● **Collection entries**
++++++++

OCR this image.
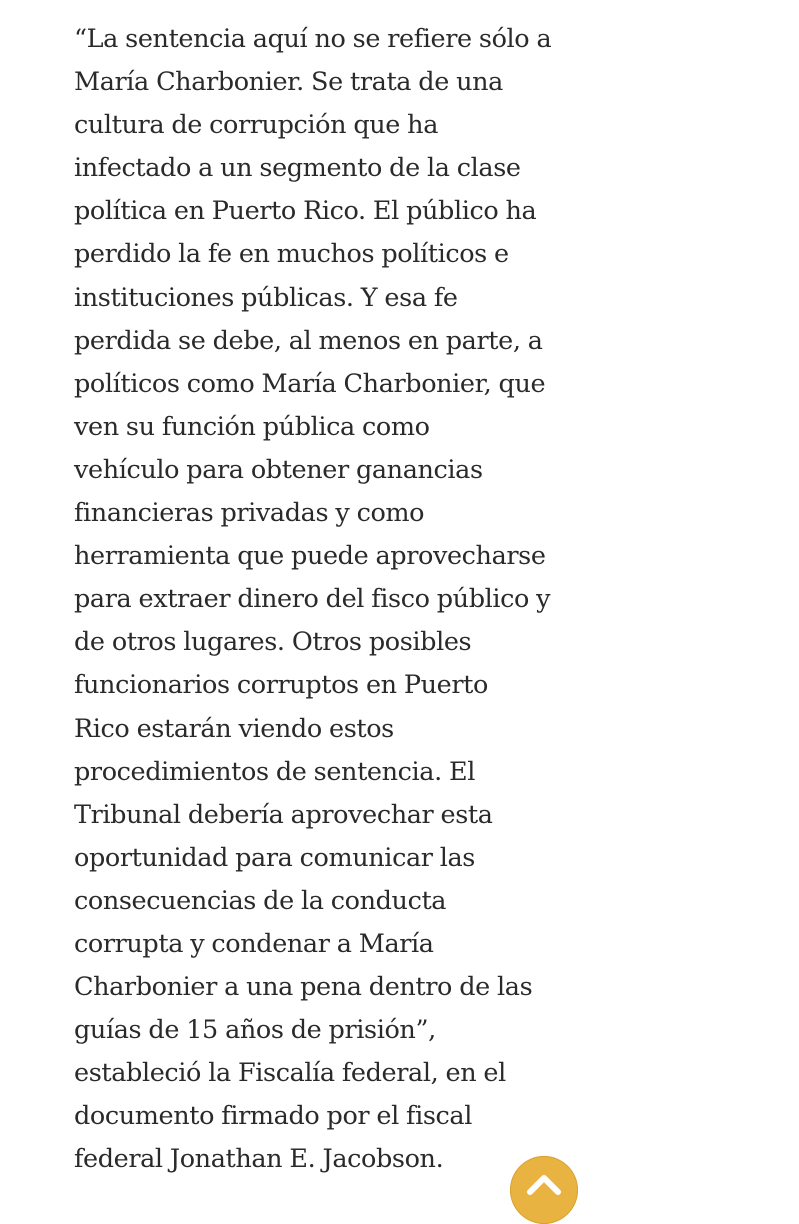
“La sentencia aquí no se refiere sólo a
María Charbonier. Se trata de una
cultura de corrupción que ha
infectado a un segmento de la clase
política en Puerto Rico. El público ha
perdido la fe en muchos políticos e
instituciones públicas. Y esa fe
perdida se debe, al menos en parte, a
políticos como María Charbonier, que
ven su función pública como
vehículo para obtener ganancias
financieras privadas y como
herramienta que puede aprovecharse
para extraer dinero del fisco público y
de otros lugares. Otros posibles
funcionarios corruptos en Puerto
Rico estarán viendo estos
procedimientos de sentencia. El
Tribunal debería aprovechar esta
oportunidad para comunicar las
consecuencias de la conducta
corrupta y condenar a María
Charbonier a una pena dentro de las
guías de 15 años de prisión”,
estableció la Fiscalía federal, en el
documento firmado por el fiscal
federal Jonathan E. Jacobson.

++++++++

● **WHAT THIS TASK INVOLVES**
Each line holding "como" must be found and copied.

● **ANSWER IN FULL**
políticos como María Charbonier, que
ven su función pública como
financieras privadas y como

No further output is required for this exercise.